[Raw records]
________________________

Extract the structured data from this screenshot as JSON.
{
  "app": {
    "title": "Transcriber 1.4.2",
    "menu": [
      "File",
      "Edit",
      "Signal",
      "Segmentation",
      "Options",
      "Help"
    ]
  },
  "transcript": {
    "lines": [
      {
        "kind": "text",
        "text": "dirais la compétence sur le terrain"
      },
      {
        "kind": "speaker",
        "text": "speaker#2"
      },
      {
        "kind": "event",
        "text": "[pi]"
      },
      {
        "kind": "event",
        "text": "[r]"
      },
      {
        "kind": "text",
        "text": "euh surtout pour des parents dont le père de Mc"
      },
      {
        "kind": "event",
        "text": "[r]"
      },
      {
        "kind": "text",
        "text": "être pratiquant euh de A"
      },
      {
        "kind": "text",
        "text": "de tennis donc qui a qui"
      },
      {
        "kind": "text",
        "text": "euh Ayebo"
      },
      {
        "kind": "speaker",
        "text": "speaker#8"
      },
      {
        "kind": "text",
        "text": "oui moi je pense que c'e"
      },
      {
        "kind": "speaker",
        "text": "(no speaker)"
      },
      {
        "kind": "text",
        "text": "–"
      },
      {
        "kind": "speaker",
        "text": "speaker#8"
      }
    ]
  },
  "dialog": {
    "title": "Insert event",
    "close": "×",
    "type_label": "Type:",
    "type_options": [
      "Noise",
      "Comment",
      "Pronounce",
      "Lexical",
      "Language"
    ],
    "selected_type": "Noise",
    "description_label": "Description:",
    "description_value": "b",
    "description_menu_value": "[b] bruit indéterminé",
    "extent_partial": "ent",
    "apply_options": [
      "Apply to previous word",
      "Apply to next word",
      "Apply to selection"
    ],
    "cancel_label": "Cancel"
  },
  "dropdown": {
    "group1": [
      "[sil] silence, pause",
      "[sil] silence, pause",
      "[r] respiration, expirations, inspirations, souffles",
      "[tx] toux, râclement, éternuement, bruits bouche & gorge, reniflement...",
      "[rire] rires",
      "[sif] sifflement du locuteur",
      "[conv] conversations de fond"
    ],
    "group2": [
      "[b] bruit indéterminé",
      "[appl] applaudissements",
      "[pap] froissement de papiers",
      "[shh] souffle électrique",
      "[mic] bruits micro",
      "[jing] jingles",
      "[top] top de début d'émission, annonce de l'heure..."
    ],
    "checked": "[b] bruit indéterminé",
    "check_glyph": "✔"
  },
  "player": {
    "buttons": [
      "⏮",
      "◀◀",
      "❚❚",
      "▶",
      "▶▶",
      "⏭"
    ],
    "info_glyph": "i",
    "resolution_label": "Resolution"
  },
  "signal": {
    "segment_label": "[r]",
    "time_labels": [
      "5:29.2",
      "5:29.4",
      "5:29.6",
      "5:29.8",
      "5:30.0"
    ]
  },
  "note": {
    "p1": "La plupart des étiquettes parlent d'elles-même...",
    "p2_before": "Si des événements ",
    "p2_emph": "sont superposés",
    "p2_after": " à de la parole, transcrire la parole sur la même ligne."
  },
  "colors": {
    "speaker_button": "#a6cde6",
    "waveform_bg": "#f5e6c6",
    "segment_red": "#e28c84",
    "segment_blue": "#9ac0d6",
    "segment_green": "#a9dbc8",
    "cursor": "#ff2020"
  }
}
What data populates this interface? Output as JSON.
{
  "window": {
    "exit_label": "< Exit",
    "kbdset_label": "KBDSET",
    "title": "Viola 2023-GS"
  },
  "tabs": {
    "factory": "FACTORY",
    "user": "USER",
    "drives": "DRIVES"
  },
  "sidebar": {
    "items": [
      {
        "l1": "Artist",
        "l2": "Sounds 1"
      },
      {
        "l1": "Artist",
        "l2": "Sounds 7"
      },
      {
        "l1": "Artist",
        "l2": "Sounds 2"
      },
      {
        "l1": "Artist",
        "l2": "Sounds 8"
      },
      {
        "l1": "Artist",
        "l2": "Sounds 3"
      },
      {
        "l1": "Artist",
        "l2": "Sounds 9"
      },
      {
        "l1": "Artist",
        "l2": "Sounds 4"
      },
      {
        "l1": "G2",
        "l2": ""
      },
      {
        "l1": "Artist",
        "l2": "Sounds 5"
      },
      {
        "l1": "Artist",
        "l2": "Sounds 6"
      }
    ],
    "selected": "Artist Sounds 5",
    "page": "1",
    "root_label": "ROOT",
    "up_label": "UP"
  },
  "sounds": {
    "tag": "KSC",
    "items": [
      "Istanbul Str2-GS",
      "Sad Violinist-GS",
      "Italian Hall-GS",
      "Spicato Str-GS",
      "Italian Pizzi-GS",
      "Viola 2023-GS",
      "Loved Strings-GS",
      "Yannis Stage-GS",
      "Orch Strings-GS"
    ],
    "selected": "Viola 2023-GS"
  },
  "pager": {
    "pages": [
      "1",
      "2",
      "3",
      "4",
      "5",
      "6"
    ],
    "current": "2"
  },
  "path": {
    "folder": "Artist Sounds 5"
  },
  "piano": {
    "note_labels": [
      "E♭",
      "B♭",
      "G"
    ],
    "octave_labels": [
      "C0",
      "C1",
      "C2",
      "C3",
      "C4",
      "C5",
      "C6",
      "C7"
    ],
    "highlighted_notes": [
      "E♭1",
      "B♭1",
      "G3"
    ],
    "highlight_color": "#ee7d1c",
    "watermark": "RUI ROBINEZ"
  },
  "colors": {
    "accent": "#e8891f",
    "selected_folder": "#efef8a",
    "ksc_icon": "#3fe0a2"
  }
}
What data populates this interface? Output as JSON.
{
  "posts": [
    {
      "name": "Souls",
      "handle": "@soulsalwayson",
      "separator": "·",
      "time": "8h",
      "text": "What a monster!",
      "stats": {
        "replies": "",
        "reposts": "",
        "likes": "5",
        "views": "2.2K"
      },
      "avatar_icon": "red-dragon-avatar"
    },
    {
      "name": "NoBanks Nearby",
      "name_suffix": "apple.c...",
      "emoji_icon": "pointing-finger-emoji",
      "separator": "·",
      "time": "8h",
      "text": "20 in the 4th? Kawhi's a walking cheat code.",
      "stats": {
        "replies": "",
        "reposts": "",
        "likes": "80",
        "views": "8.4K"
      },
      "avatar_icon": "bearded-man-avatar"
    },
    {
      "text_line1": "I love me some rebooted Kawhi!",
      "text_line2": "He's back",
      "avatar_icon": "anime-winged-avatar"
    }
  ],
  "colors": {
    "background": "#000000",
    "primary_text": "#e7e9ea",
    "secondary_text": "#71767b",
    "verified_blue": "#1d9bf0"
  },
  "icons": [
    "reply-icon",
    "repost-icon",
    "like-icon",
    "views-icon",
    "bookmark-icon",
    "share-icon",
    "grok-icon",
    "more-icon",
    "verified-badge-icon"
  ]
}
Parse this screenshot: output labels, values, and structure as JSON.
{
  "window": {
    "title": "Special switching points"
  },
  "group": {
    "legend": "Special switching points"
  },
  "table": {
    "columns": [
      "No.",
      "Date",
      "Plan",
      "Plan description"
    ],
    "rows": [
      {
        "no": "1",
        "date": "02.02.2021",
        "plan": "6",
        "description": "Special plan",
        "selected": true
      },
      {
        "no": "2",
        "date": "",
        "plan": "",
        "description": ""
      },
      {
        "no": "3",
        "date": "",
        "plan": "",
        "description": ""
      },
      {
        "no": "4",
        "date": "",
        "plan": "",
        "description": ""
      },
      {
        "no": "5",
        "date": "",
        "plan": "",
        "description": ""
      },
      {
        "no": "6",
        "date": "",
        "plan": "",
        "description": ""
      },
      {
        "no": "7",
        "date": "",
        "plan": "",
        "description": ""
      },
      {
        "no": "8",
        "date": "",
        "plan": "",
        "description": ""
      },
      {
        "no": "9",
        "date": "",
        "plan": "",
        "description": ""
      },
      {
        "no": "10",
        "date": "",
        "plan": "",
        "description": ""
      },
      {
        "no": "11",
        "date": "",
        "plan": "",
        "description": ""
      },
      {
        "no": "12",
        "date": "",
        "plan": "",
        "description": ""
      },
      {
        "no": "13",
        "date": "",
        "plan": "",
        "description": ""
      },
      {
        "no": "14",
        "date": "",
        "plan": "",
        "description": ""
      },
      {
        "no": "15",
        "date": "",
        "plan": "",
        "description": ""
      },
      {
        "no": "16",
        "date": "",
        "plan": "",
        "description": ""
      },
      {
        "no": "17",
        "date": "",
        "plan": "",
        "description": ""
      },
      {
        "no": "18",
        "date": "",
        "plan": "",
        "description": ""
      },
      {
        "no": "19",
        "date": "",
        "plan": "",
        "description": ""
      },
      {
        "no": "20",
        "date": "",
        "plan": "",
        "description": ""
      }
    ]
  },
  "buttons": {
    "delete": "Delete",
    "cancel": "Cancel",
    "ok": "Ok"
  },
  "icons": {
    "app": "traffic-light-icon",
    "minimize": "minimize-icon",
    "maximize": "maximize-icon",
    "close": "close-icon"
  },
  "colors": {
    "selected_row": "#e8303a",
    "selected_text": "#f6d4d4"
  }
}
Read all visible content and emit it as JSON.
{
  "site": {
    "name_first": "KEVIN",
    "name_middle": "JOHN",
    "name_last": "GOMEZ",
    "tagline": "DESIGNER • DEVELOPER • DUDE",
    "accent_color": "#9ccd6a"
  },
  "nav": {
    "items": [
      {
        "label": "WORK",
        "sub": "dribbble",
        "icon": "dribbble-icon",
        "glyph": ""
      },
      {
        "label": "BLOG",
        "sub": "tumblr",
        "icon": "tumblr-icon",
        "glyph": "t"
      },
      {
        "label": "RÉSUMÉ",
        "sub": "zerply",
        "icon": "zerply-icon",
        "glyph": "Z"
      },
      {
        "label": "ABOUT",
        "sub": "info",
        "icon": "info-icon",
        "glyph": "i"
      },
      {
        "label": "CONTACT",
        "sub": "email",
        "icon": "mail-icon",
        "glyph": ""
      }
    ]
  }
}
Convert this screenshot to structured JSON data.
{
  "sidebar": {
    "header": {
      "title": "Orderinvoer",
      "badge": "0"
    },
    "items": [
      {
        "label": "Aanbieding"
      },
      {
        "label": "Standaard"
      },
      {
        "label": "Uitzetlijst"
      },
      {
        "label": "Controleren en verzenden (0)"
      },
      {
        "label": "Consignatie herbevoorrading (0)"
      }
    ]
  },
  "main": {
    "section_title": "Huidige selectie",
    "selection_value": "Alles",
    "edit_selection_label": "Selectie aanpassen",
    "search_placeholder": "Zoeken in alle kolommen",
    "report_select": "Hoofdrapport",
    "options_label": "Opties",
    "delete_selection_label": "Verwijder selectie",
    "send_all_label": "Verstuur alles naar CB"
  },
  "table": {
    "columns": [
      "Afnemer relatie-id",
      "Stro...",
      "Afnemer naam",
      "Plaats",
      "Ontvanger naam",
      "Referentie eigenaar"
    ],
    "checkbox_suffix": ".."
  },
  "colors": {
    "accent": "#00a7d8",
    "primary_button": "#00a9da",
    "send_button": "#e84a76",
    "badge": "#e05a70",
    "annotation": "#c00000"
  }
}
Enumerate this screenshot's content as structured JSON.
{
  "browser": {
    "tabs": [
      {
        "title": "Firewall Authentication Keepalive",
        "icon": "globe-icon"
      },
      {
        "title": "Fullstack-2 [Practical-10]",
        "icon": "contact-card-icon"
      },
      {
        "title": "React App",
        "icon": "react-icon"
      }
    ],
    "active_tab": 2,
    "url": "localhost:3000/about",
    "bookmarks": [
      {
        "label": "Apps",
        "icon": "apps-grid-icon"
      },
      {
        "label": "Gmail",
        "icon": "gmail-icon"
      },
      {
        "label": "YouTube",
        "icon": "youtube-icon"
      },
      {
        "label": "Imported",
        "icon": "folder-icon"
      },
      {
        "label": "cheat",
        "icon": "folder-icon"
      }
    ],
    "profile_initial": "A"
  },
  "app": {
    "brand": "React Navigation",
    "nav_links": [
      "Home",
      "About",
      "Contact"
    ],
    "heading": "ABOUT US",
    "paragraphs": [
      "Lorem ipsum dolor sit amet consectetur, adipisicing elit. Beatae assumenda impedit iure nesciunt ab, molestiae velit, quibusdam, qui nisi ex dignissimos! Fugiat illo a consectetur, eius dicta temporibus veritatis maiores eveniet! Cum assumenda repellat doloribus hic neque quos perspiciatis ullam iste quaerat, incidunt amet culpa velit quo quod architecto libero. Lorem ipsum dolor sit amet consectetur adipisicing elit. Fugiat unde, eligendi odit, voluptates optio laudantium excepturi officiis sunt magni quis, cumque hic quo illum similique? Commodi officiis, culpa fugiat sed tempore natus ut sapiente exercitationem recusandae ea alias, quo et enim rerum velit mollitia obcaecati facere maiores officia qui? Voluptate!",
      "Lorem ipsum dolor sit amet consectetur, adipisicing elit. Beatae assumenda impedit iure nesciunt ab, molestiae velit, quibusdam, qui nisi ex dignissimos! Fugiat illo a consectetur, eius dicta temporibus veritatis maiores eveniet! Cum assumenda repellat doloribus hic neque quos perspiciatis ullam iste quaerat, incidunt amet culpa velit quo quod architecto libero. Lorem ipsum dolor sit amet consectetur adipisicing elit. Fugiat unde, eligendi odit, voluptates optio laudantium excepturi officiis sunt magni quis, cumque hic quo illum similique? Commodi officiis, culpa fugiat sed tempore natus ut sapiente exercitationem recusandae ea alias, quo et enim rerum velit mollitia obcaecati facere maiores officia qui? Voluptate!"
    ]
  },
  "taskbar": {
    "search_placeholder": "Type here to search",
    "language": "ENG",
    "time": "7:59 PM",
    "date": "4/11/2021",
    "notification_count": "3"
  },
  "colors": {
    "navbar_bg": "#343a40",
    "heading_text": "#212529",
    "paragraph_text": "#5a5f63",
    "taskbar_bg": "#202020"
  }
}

________________________

Job: What is the number of lines above that contain the string "cheat"? Answer with the number alone.

Solution to the problem: 2